▸ Data records:
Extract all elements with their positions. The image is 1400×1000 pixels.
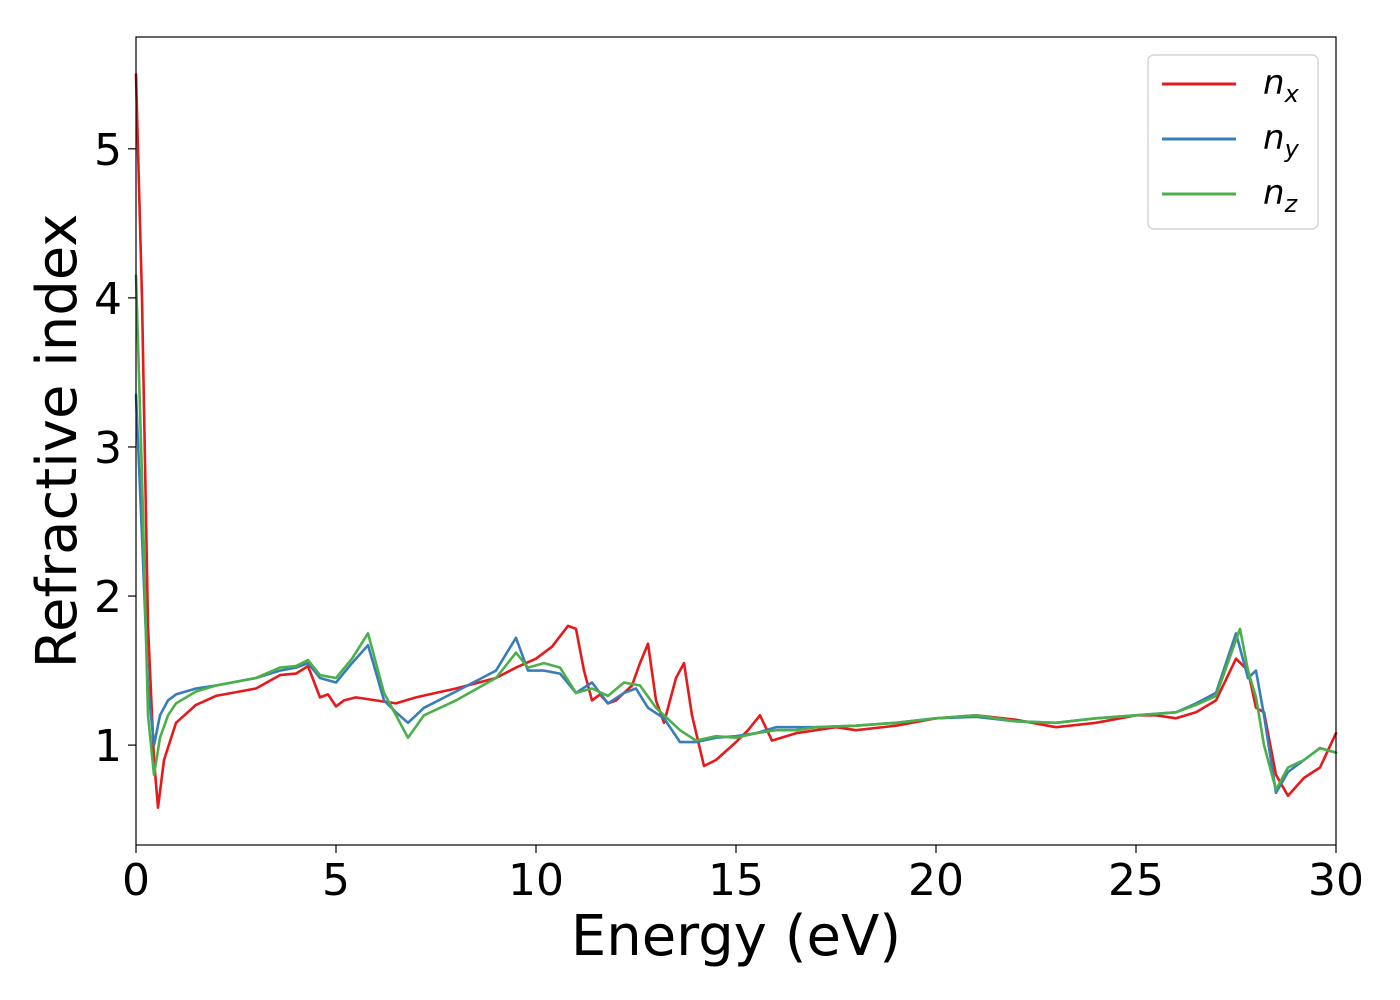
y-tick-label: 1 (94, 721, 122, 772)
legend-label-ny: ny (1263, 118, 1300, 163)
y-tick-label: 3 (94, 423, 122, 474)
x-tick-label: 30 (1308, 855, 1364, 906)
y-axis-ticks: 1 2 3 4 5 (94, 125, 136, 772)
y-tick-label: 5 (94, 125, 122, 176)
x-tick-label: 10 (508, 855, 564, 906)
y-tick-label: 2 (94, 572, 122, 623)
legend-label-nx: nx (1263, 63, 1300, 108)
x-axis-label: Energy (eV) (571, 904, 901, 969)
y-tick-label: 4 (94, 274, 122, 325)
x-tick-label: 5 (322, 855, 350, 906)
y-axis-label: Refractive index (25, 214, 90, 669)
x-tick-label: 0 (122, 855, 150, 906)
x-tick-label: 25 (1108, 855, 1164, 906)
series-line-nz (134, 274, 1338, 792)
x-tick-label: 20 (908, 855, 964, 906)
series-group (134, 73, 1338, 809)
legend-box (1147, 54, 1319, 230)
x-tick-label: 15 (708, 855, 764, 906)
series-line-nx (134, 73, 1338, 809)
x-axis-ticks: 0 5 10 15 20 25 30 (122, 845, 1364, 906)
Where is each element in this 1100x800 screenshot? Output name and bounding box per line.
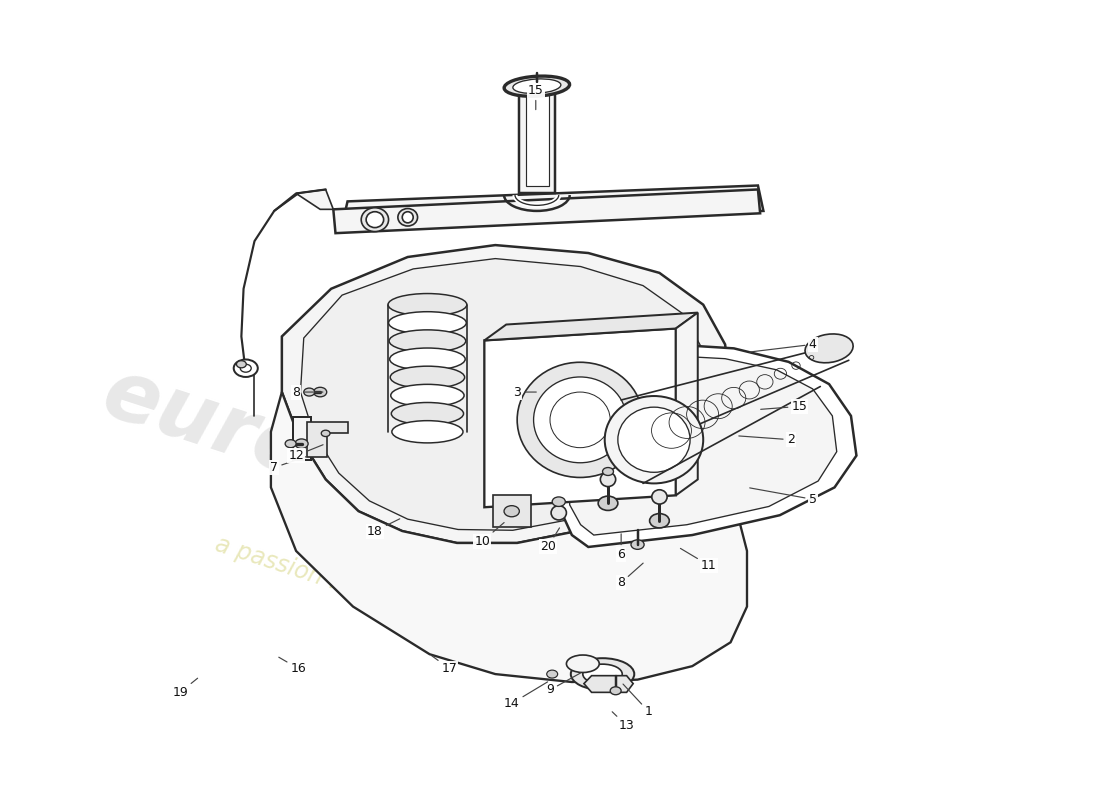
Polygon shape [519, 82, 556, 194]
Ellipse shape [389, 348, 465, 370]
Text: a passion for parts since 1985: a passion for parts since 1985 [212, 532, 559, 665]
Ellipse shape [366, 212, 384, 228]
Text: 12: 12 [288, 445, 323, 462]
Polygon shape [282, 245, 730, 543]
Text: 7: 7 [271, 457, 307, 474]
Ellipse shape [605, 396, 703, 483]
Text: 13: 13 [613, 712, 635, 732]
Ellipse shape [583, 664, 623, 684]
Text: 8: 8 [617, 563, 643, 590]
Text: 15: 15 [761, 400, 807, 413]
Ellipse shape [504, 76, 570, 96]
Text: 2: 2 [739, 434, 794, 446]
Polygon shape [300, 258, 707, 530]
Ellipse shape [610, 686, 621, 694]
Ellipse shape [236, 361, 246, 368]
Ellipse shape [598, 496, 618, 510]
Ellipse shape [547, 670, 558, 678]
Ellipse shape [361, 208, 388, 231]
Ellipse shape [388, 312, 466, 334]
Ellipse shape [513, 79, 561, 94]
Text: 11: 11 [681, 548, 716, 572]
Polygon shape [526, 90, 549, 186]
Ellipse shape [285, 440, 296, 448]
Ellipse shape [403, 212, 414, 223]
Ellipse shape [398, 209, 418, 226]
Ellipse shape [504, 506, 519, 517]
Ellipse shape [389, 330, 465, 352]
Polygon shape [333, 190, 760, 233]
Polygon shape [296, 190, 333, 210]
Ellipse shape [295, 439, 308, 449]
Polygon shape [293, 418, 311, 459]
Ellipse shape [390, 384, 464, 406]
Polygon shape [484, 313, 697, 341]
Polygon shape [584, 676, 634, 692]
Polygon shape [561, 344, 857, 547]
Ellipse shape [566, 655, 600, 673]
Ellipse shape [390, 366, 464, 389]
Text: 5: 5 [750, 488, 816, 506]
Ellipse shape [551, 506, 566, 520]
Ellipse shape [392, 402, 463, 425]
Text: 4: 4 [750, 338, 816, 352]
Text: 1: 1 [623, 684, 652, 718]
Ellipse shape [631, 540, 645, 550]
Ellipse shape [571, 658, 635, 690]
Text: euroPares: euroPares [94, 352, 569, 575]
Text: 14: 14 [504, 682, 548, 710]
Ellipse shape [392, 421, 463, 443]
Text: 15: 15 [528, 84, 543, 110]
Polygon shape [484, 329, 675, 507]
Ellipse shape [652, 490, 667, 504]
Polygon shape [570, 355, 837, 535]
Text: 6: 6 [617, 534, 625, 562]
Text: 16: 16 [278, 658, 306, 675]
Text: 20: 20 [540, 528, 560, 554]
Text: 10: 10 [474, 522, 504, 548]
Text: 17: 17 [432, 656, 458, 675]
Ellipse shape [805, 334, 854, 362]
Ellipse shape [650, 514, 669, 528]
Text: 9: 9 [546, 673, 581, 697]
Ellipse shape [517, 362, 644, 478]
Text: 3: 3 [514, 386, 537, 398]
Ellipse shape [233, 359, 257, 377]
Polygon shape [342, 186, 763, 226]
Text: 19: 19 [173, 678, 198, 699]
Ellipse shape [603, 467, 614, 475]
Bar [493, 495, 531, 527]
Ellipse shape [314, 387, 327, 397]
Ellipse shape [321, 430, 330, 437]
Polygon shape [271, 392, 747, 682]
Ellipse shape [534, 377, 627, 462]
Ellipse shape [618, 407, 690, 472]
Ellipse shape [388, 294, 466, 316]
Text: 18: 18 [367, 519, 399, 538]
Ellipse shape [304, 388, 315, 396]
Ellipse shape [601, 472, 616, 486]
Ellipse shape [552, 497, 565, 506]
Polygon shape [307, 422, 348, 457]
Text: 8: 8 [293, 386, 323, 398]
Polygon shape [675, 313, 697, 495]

---

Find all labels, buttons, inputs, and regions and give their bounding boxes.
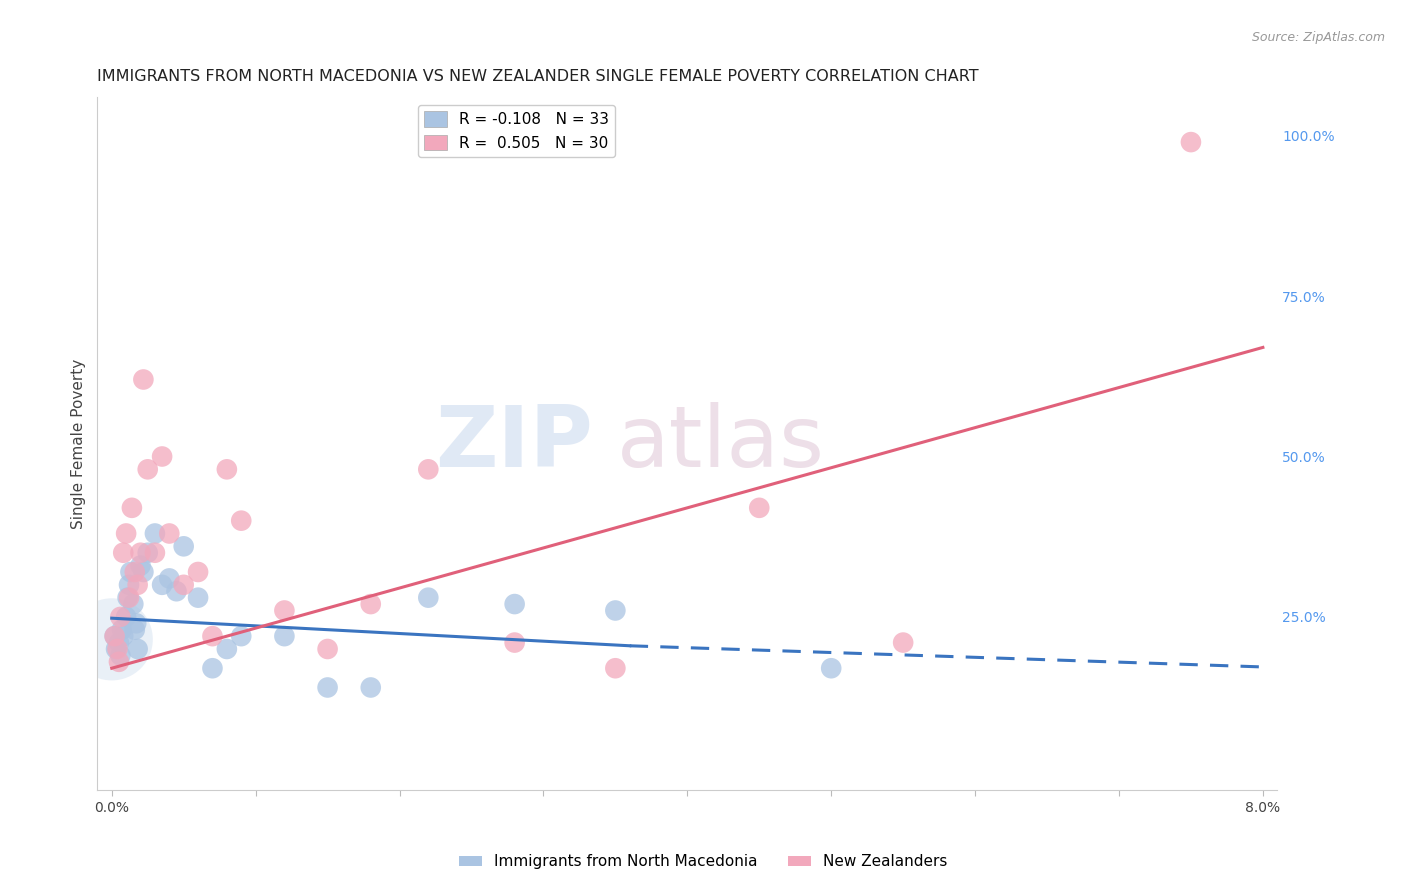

* * *

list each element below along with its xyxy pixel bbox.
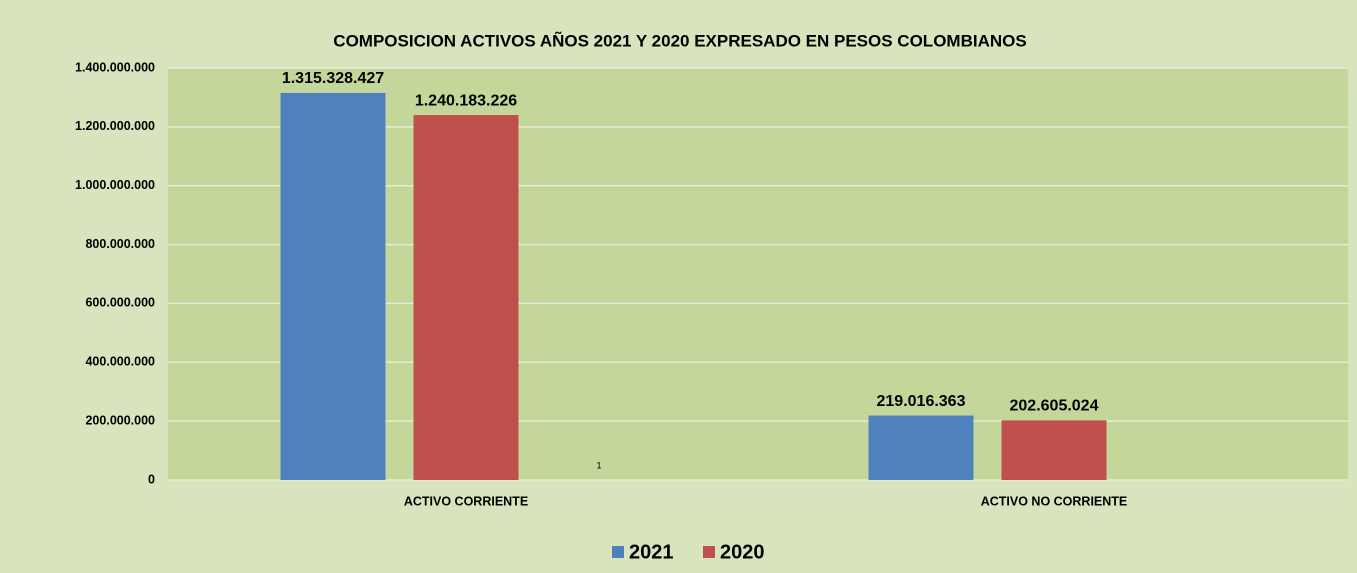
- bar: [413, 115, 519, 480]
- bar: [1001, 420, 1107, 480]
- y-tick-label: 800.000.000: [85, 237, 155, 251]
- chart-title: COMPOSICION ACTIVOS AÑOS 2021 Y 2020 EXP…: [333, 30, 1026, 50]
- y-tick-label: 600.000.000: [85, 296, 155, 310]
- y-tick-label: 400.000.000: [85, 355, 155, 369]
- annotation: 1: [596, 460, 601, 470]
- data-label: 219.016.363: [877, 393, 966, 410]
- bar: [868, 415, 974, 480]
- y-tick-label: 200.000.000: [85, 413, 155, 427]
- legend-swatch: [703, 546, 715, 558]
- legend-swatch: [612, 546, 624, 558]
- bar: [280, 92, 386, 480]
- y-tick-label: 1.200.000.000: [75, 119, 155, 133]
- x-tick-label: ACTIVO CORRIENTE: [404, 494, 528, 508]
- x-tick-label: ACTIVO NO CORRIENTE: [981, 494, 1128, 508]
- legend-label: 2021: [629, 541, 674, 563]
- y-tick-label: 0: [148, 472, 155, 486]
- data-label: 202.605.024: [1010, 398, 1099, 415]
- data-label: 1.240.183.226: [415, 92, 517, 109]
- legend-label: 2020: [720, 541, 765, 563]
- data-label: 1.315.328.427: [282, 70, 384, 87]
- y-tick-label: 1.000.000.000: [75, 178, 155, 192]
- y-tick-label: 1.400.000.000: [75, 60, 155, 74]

▸ Task:
Please collect every line of the data above that contains the word "their". Letter case matters.

▸ Result for this exercise:
Extract all elements with their positions. The image is 1400×1000 pixels.
Find all labels, buttons, inputs, and regions and give their bounding boxes.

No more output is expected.